### STATED EXERCISE
What number of lines in the material contain the word "提交至审核状态"? Give that number alone.
>> Begin MATERIALS PROVIDED
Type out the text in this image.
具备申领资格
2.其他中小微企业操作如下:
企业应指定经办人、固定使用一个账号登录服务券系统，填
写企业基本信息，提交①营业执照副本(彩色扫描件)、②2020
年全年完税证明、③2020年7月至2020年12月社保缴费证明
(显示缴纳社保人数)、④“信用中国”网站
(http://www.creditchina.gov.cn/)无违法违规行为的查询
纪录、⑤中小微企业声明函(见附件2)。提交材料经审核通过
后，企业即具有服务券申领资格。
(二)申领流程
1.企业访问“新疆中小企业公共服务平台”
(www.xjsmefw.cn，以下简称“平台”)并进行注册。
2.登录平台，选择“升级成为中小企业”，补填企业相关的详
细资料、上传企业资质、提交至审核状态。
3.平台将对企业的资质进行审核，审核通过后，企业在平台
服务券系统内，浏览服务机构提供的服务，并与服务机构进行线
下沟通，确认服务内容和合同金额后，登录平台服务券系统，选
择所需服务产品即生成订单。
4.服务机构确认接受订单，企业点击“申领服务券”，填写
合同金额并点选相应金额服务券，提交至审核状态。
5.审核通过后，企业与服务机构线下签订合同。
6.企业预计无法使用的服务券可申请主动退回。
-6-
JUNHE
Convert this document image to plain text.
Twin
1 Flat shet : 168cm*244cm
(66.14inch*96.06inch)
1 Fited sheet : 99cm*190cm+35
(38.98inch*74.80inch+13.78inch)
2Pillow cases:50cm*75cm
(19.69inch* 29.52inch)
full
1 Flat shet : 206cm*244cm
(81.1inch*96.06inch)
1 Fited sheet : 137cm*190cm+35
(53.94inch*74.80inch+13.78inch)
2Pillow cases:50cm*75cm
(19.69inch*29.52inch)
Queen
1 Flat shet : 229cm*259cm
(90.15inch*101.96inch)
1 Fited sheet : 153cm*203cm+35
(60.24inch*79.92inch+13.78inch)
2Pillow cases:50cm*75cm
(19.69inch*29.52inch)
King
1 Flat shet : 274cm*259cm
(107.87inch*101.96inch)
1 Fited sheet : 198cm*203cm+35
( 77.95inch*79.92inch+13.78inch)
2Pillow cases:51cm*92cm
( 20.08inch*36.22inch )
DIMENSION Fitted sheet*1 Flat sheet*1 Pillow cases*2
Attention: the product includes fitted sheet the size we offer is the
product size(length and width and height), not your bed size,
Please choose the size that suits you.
>> End MATERIALS PROVIDED
### RESULT OF THE EXERCISE
2